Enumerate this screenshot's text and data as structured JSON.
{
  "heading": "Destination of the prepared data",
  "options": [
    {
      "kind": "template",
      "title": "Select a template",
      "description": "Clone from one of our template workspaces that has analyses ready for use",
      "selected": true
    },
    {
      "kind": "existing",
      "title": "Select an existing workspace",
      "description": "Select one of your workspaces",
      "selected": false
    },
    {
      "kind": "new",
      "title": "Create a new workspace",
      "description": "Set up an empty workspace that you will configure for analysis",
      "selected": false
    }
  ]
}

To be done — Copy out every line of the material above that mentions the word "data".

Full output —
Enumerate this screenshot's text and data as structured JSON.
  "heading": "Destination of the prepared data",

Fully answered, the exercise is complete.